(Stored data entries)

********************

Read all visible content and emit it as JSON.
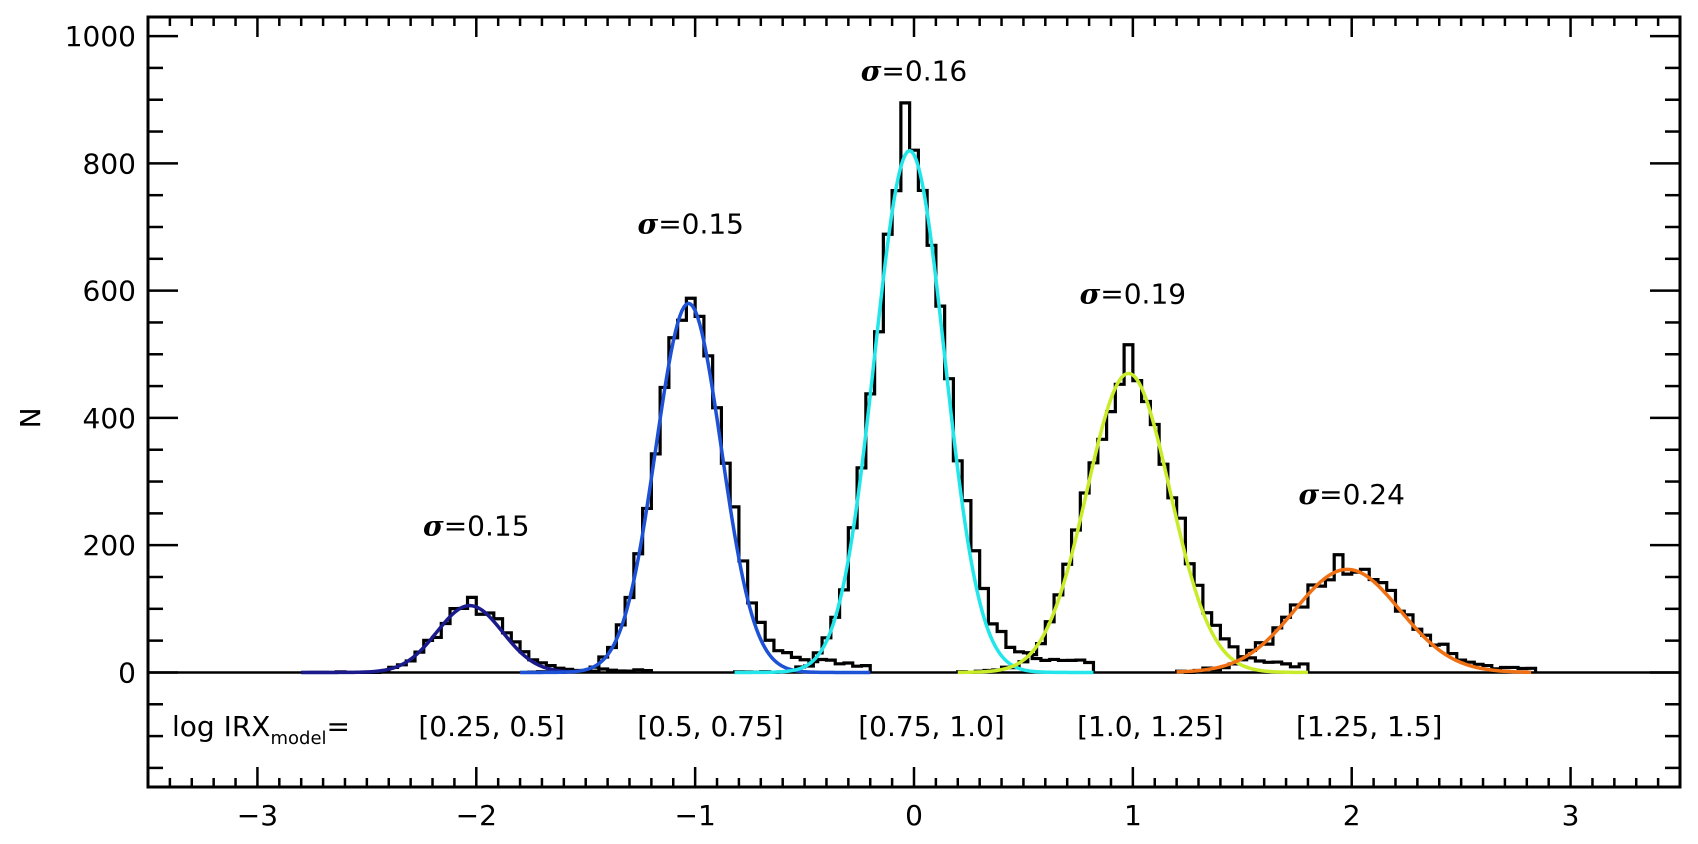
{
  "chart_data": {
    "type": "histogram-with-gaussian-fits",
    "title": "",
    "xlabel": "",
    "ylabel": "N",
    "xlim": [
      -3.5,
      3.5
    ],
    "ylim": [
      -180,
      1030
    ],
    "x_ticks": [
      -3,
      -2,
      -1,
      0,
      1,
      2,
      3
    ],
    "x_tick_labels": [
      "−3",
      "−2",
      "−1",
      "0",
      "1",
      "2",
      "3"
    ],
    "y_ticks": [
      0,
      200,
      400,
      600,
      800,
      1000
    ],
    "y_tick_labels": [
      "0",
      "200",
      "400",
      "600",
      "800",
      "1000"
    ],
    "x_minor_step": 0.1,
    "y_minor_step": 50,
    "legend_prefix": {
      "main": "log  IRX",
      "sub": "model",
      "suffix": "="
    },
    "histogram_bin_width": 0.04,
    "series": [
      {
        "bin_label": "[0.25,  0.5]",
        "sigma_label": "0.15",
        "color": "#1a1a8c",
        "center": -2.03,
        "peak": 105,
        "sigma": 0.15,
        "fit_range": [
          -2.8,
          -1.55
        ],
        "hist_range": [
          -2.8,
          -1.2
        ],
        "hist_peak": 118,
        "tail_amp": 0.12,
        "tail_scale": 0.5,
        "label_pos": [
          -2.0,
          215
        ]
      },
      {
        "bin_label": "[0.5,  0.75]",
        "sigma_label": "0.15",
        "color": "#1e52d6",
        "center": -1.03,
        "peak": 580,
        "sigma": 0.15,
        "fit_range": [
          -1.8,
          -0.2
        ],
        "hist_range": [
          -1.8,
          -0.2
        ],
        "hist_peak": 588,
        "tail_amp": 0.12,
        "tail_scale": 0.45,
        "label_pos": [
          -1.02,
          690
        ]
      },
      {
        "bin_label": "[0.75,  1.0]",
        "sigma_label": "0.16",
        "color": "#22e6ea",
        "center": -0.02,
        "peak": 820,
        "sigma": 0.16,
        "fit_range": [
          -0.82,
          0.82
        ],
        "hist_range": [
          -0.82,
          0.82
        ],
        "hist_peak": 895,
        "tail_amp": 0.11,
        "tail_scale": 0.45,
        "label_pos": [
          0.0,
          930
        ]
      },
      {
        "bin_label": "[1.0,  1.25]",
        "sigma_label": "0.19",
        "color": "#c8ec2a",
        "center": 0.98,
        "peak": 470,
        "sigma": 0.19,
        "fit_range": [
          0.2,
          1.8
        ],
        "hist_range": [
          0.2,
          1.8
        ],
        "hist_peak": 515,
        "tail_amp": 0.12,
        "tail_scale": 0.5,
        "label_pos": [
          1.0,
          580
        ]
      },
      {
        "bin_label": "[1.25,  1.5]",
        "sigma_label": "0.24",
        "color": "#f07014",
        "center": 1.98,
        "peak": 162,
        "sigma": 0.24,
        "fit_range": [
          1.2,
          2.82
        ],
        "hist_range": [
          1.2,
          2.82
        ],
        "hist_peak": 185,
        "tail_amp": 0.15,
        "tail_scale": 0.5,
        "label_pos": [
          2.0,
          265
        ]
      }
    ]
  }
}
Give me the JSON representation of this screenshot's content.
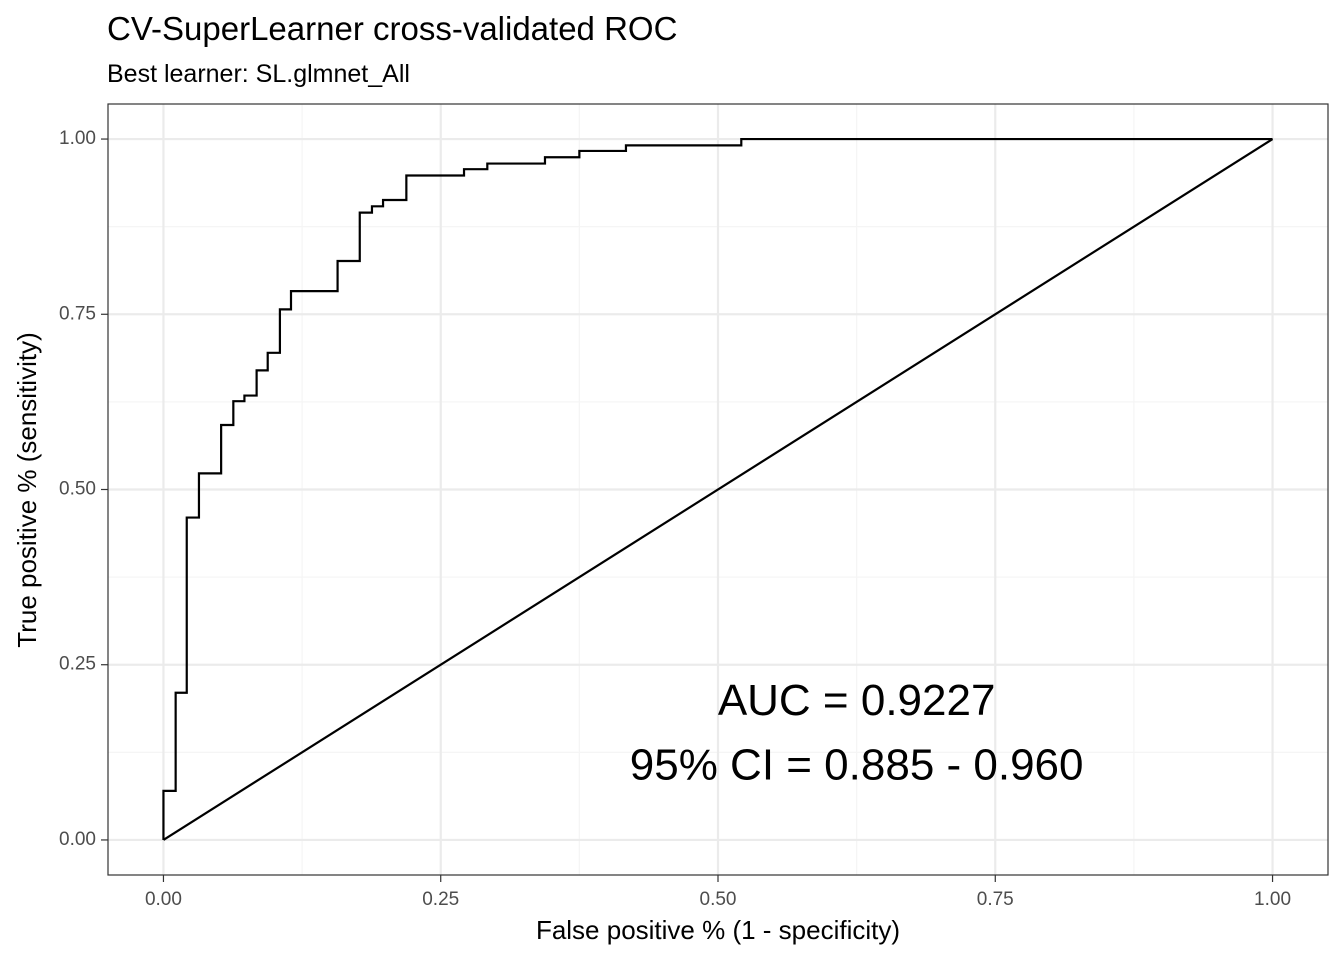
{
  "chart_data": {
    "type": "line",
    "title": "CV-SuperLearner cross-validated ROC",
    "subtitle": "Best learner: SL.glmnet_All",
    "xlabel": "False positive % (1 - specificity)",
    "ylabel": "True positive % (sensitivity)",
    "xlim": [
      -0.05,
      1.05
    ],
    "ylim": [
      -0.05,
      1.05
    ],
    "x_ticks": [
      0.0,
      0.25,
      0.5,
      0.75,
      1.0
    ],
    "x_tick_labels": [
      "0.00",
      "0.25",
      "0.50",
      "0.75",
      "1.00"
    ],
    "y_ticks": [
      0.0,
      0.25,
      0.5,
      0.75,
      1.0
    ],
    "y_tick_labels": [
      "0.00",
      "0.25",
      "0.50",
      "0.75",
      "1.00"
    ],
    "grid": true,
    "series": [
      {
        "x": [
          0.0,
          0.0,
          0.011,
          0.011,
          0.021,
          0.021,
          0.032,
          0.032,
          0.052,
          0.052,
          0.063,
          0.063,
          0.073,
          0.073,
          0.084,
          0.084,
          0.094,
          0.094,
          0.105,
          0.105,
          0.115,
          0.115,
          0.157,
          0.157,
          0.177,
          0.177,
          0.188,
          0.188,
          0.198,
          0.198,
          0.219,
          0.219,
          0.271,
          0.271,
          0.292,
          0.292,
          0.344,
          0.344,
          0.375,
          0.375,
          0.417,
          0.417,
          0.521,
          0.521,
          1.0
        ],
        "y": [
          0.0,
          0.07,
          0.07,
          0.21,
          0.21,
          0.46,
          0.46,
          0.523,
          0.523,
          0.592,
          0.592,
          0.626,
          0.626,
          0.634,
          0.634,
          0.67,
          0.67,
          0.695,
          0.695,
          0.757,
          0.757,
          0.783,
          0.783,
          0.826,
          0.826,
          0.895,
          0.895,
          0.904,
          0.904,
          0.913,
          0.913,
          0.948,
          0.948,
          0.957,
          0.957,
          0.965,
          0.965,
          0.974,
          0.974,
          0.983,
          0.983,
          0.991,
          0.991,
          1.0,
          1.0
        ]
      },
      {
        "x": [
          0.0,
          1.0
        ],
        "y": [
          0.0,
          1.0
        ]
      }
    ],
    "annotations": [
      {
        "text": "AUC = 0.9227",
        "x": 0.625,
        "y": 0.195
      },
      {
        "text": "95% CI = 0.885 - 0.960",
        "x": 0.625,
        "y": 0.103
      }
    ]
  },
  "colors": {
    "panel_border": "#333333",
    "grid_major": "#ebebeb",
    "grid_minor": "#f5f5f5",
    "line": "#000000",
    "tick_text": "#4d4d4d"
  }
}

********************

Your objective: Give the data again exactly as written, with all pictures left out.

Solved exercise:
Read all visible content and emit it as JSON.
{
  "chart_data": {
    "type": "histogram-with-gaussian-fits",
    "title": "",
    "xlabel": "",
    "ylabel": "N",
    "xlim": [
      -3.5,
      3.5
    ],
    "ylim": [
      -180,
      1030
    ],
    "x_ticks": [
      -3,
      -2,
      -1,
      0,
      1,
      2,
      3
    ],
    "x_tick_labels": [
      "−3",
      "−2",
      "−1",
      "0",
      "1",
      "2",
      "3"
    ],
    "y_ticks": [
      0,
      200,
      400,
      600,
      800,
      1000
    ],
    "y_tick_labels": [
      "0",
      "200",
      "400",
      "600",
      "800",
      "1000"
    ],
    "x_minor_step": 0.1,
    "y_minor_step": 50,
    "legend_prefix": {
      "main": "log  IRX",
      "sub": "model",
      "suffix": "="
    },
    "histogram_bin_width": 0.04,
    "series": [
      {
        "bin_label": "[0.25,  0.5]",
        "sigma_label": "0.15",
        "color": "#1a1a8c",
        "center": -2.03,
        "peak": 105,
        "sigma": 0.15,
        "fit_range": [
          -2.8,
          -1.55
        ],
        "hist_range": [
          -2.8,
          -1.2
        ],
        "hist_peak": 118,
        "tail_amp": 0.12,
        "tail_scale": 0.5,
        "label_pos": [
          -2.0,
          215
        ]
      },
      {
        "bin_label": "[0.5,  0.75]",
        "sigma_label": "0.15",
        "color": "#1e52d6",
        "center": -1.03,
        "peak": 580,
        "sigma": 0.15,
        "fit_range": [
          -1.8,
          -0.2
        ],
        "hist_range": [
          -1.8,
          -0.2
        ],
        "hist_peak": 588,
        "tail_amp": 0.12,
        "tail_scale": 0.45,
        "label_pos": [
          -1.02,
          690
        ]
      },
      {
        "bin_label": "[0.75,  1.0]",
        "sigma_label": "0.16",
        "color": "#22e6ea",
        "center": -0.02,
        "peak": 820,
        "sigma": 0.16,
        "fit_range": [
          -0.82,
          0.82
        ],
        "hist_range": [
          -0.82,
          0.82
        ],
        "hist_peak": 895,
        "tail_amp": 0.11,
        "tail_scale": 0.45,
        "label_pos": [
          0.0,
          930
        ]
      },
      {
        "bin_label": "[1.0,  1.25]",
        "sigma_label": "0.19",
        "color": "#c8ec2a",
        "center": 0.98,
        "peak": 470,
        "sigma": 0.19,
        "fit_range": [
          0.2,
          1.8
        ],
        "hist_range": [
          0.2,
          1.8
        ],
        "hist_peak": 515,
        "tail_amp": 0.12,
        "tail_scale": 0.5,
        "label_pos": [
          1.0,
          580
        ]
      },
      {
        "bin_label": "[1.25,  1.5]",
        "sigma_label": "0.24",
        "color": "#f07014",
        "center": 1.98,
        "peak": 162,
        "sigma": 0.24,
        "fit_range": [
          1.2,
          2.82
        ],
        "hist_range": [
          1.2,
          2.82
        ],
        "hist_peak": 185,
        "tail_amp": 0.15,
        "tail_scale": 0.5,
        "label_pos": [
          2.0,
          265
        ]
      }
    ]
  }
}
Give me the JSON representation of this screenshot's content.
{
  "chart_data": {
    "type": "line",
    "title": "CV-SuperLearner cross-validated ROC",
    "subtitle": "Best learner: SL.glmnet_All",
    "xlabel": "False positive % (1 - specificity)",
    "ylabel": "True positive % (sensitivity)",
    "xlim": [
      -0.05,
      1.05
    ],
    "ylim": [
      -0.05,
      1.05
    ],
    "x_ticks": [
      0.0,
      0.25,
      0.5,
      0.75,
      1.0
    ],
    "x_tick_labels": [
      "0.00",
      "0.25",
      "0.50",
      "0.75",
      "1.00"
    ],
    "y_ticks": [
      0.0,
      0.25,
      0.5,
      0.75,
      1.0
    ],
    "y_tick_labels": [
      "0.00",
      "0.25",
      "0.50",
      "0.75",
      "1.00"
    ],
    "grid": true,
    "series": [
      {
        "x": [
          0.0,
          0.0,
          0.011,
          0.011,
          0.021,
          0.021,
          0.032,
          0.032,
          0.052,
          0.052,
          0.063,
          0.063,
          0.073,
          0.073,
          0.084,
          0.084,
          0.094,
          0.094,
          0.105,
          0.105,
          0.115,
          0.115,
          0.157,
          0.157,
          0.177,
          0.177,
          0.188,
          0.188,
          0.198,
          0.198,
          0.219,
          0.219,
          0.271,
          0.271,
          0.292,
          0.292,
          0.344,
          0.344,
          0.375,
          0.375,
          0.417,
          0.417,
          0.521,
          0.521,
          1.0
        ],
        "y": [
          0.0,
          0.07,
          0.07,
          0.21,
          0.21,
          0.46,
          0.46,
          0.523,
          0.523,
          0.592,
          0.592,
          0.626,
          0.626,
          0.634,
          0.634,
          0.67,
          0.67,
          0.695,
          0.695,
          0.757,
          0.757,
          0.783,
          0.783,
          0.826,
          0.826,
          0.895,
          0.895,
          0.904,
          0.904,
          0.913,
          0.913,
          0.948,
          0.948,
          0.957,
          0.957,
          0.965,
          0.965,
          0.974,
          0.974,
          0.983,
          0.983,
          0.991,
          0.991,
          1.0,
          1.0
        ]
      },
      {
        "x": [
          0.0,
          1.0
        ],
        "y": [
          0.0,
          1.0
        ]
      }
    ],
    "annotations": [
      {
        "text": "AUC = 0.9227",
        "x": 0.625,
        "y": 0.195
      },
      {
        "text": "95% CI = 0.885 - 0.960",
        "x": 0.625,
        "y": 0.103
      }
    ]
  },
  "colors": {
    "panel_border": "#333333",
    "grid_major": "#ebebeb",
    "grid_minor": "#f5f5f5",
    "line": "#000000",
    "tick_text": "#4d4d4d"
  }
}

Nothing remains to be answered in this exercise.